(Element and region listings)
'''

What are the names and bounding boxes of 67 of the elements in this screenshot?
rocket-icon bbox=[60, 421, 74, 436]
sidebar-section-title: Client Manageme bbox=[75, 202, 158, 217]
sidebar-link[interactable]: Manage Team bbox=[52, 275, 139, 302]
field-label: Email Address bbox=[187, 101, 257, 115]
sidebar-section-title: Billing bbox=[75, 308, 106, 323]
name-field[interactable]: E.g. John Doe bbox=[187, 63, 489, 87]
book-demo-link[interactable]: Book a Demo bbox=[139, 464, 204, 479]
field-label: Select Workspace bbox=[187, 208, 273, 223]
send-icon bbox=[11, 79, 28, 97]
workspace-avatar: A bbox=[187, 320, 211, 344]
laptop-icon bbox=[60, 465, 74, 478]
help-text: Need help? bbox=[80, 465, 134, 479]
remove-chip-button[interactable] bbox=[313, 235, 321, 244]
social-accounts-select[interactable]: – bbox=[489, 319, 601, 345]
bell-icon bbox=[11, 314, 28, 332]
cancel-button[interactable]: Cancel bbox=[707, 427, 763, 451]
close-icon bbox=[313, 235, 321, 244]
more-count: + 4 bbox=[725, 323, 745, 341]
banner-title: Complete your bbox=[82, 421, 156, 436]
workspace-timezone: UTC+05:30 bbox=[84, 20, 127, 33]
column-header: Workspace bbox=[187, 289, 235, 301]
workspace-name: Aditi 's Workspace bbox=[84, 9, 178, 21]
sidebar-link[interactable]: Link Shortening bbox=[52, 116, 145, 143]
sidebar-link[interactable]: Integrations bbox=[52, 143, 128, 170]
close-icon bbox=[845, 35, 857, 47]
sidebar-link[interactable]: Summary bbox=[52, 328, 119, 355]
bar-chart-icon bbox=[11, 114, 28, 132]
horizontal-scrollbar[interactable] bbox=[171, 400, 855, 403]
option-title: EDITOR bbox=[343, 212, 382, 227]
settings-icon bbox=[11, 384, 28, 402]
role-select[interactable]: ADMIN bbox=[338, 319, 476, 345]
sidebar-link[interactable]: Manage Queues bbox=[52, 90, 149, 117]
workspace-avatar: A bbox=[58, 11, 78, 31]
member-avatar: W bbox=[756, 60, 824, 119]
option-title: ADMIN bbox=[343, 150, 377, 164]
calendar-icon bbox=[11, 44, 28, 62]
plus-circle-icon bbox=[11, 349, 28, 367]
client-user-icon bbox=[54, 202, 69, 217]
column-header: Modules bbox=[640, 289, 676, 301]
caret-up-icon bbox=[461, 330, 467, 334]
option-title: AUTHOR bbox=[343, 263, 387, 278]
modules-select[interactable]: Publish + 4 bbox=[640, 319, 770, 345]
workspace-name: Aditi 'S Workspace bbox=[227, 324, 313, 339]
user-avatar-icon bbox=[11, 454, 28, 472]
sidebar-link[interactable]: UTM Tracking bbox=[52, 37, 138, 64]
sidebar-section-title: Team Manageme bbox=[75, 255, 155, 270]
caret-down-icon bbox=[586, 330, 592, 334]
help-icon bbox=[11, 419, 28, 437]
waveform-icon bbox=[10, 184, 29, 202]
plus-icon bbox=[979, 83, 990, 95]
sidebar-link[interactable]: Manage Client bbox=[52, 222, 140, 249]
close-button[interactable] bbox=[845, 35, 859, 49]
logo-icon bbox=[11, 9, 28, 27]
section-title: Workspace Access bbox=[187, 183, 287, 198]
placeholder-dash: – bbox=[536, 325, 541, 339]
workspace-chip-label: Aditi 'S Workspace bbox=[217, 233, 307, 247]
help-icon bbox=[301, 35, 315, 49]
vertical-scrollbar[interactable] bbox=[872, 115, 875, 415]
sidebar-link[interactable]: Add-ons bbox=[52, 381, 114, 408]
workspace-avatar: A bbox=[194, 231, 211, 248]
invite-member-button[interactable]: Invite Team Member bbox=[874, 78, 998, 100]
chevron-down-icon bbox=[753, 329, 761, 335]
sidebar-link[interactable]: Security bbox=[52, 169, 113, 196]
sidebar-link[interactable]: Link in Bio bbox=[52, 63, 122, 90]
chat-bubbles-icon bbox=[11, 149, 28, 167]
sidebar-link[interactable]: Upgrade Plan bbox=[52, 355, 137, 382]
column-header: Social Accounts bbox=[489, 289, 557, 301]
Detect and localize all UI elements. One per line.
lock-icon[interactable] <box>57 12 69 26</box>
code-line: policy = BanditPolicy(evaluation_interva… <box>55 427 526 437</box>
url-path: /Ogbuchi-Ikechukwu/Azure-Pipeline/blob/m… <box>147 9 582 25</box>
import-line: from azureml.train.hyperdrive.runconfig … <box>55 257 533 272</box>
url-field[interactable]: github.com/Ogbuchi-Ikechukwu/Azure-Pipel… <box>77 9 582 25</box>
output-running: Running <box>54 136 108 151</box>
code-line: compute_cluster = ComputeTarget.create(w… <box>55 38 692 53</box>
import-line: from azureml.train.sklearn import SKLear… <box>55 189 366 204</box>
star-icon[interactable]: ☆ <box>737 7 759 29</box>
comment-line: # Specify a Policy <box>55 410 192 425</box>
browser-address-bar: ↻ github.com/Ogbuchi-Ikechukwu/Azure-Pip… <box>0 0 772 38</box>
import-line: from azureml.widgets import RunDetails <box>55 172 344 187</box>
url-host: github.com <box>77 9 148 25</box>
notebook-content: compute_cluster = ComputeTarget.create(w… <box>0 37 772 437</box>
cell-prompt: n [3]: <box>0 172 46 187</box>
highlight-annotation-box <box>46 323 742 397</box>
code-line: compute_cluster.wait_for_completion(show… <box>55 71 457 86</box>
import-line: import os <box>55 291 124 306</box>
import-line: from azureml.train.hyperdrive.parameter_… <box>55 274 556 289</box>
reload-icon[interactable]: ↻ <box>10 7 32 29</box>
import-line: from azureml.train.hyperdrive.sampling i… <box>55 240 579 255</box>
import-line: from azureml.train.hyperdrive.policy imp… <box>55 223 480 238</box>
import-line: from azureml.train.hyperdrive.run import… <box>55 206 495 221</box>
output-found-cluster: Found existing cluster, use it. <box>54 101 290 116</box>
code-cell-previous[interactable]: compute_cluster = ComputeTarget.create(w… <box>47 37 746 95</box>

'''

- Given exercise
Put the lines above into a JSON list of strings, with one string for each line and no blank lines.

- Finished task
[
  "What are the names and bounding boxes of 67 of the elements in this screenshot?",
  "rocket-icon bbox=[60, 421, 74, 436]",
  "sidebar-section-title: Client Manageme bbox=[75, 202, 158, 217]",
  "sidebar-link[interactable]: Manage Team bbox=[52, 275, 139, 302]",
  "field-label: Email Address bbox=[187, 101, 257, 115]",
  "sidebar-section-title: Billing bbox=[75, 308, 106, 323]",
  "name-field[interactable]: E.g. John Doe bbox=[187, 63, 489, 87]",
  "book-demo-link[interactable]: Book a Demo bbox=[139, 464, 204, 479]",
  "field-label: Select Workspace bbox=[187, 208, 273, 223]",
  "send-icon bbox=[11, 79, 28, 97]",
  "workspace-avatar: A bbox=[187, 320, 211, 344]",
  "laptop-icon bbox=[60, 465, 74, 478]",
  "help-text: Need help? bbox=[80, 465, 134, 479]",
  "remove-chip-button[interactable] bbox=[313, 235, 321, 244]",
  "social-accounts-select[interactable]: – bbox=[489, 319, 601, 345]",
  "bell-icon bbox=[11, 314, 28, 332]",
  "cancel-button[interactable]: Cancel bbox=[707, 427, 763, 451]",
  "close-icon bbox=[313, 235, 321, 244]",
  "more-count: + 4 bbox=[725, 323, 745, 341]",
  "banner-title: Complete your bbox=[82, 421, 156, 436]",
  "workspace-timezone: UTC+05:30 bbox=[84, 20, 127, 33]",
  "column-header: Workspace bbox=[187, 289, 235, 301]",
  "workspace-name: Aditi 's Workspace bbox=[84, 9, 178, 21]",
  "sidebar-link[interactable]: Link Shortening bbox=[52, 116, 145, 143]",
  "sidebar-link[interactable]: Integrations bbox=[52, 143, 128, 170]",
  "close-icon bbox=[845, 35, 857, 47]",
  "sidebar-link[interactable]: Summary bbox=[52, 328, 119, 355]",
  "bar-chart-icon bbox=[11, 114, 28, 132]",
  "horizontal-scrollbar[interactable] bbox=[171, 400, 855, 403]",
  "option-title: EDITOR bbox=[343, 212, 382, 227]",
  "settings-icon bbox=[11, 384, 28, 402]",
  "role-select[interactable]: ADMIN bbox=[338, 319, 476, 345]",
  "sidebar-link[interactable]: Manage Queues bbox=[52, 90, 149, 117]",
  "workspace-avatar: A bbox=[58, 11, 78, 31]",
  "member-avatar: W bbox=[756, 60, 824, 119]",
  "option-title: ADMIN bbox=[343, 150, 377, 164]",
  "calendar-icon bbox=[11, 44, 28, 62]",
  "plus-circle-icon bbox=[11, 349, 28, 367]",
  "client-user-icon bbox=[54, 202, 69, 217]",
  "column-header: Modules bbox=[640, 289, 676, 301]",
  "caret-up-icon bbox=[461, 330, 467, 334]",
  "option-title: AUTHOR bbox=[343, 263, 387, 278]",
  "modules-select[interactable]: Publish + 4 bbox=[640, 319, 770, 345]",
  "workspace-name: Aditi 'S Workspace bbox=[227, 324, 313, 339]",
  "user-avatar-icon bbox=[11, 454, 28, 472]",
  "sidebar-link[interactable]: UTM Tracking bbox=[52, 37, 138, 64]",
  "sidebar-section-title: Team Manageme bbox=[75, 255, 155, 270]",
  "caret-down-icon bbox=[586, 330, 592, 334]",
  "help-icon bbox=[11, 419, 28, 437]",
  "waveform-icon bbox=[10, 184, 29, 202]",
  "plus-icon bbox=[979, 83, 990, 95]",
  "sidebar-link[interactable]: Manage Client bbox=[52, 222, 140, 249]",
  "close-button[interactable] bbox=[845, 35, 859, 49]",
  "logo-icon bbox=[11, 9, 28, 27]",
  "section-title: Workspace Access bbox=[187, 183, 287, 198]",
  "placeholder-dash: – bbox=[536, 325, 541, 339]",
  "workspace-chip-label: Aditi 'S Workspace bbox=[217, 233, 307, 247]",
  "help-icon bbox=[301, 35, 315, 49]",
  "vertical-scrollbar[interactable] bbox=[872, 115, 875, 415]",
  "sidebar-link[interactable]: Add-ons bbox=[52, 381, 114, 408]",
  "workspace-avatar: A bbox=[194, 231, 211, 248]",
  "invite-member-button[interactable]: Invite Team Member bbox=[874, 78, 998, 100]",
  "chevron-down-icon bbox=[753, 329, 761, 335]",
  "sidebar-link[interactable]: Security bbox=[52, 169, 113, 196]",
  "sidebar-link[interactable]: Link in Bio bbox=[52, 63, 122, 90]",
  "chat-bubbles-icon bbox=[11, 149, 28, 167]",
  "sidebar-link[interactable]: Upgrade Plan bbox=[52, 355, 137, 382]",
  "column-header: Social Accounts bbox=[489, 289, 557, 301]",
  "Detect and localize all UI elements. One per line.",
  "lock-icon[interactable] <box>57 12 69 26</box>",
  "code-line: policy = BanditPolicy(evaluation_interva… <box>55 427 526 437</box>",
  "url-path: /Ogbuchi-Ikechukwu/Azure-Pipeline/blob/m… <box>147 9 582 25</box>",
  "import-line: from azureml.train.hyperdrive.runconfig … <box>55 257 533 272</box>",
  "url-field[interactable]: github.com/Ogbuchi-Ikechukwu/Azure-Pipel… <box>77 9 582 25</box>",
  "output-running: Running <box>54 136 108 151</box>",
  "code-line: compute_cluster = ComputeTarget.create(w… <box>55 38 692 53</box>",
  "import-line: from azureml.train.sklearn import SKLear… <box>55 189 366 204</box>",
  "star-icon[interactable]: ☆ <box>737 7 759 29</box>",
  "comment-line: # Specify a Policy <box>55 410 192 425</box>",
  "browser-address-bar: ↻ github.com/Ogbuchi-Ikechukwu/Azure-Pip… <box>0 0 772 38</box>",
  "import-line: from azureml.widgets import RunDetails <box>55 172 344 187</box>",
  "url-host: github.com <box>77 9 148 25</box>",
  "notebook-content: compute_cluster = ComputeTarget.create(w… <box>0 37 772 437</box>",
  "cell-prompt: n [3]: <box>0 172 46 187</box>",
  "highlight-annotation-box <box>46 323 742 397</box>",
  "code-line: compute_cluster.wait_for_completion(show… <box>55 71 457 86</box>",
  "import-line: import os <box>55 291 124 306</box>",
  "import-line: from azureml.train.hyperdrive.parameter_… <box>55 274 556 289</box>",
  "reload-icon[interactable]: ↻ <box>10 7 32 29</box>",
  "import-line: from azureml.train.hyperdrive.sampling i… <box>55 240 579 255</box>",
  "import-line: from azureml.train.hyperdrive.policy imp… <box>55 223 480 238</box>",
  "import-line: from azureml.train.hyperdrive.run import… <box>55 206 495 221</box>",
  "output-found-cluster: Found existing cluster, use it. <box>54 101 290 116</box>",
  "code-cell-previous[interactable]: compute_cluster = ComputeTarget.create(w… <box>47 37 746 95</box>"
]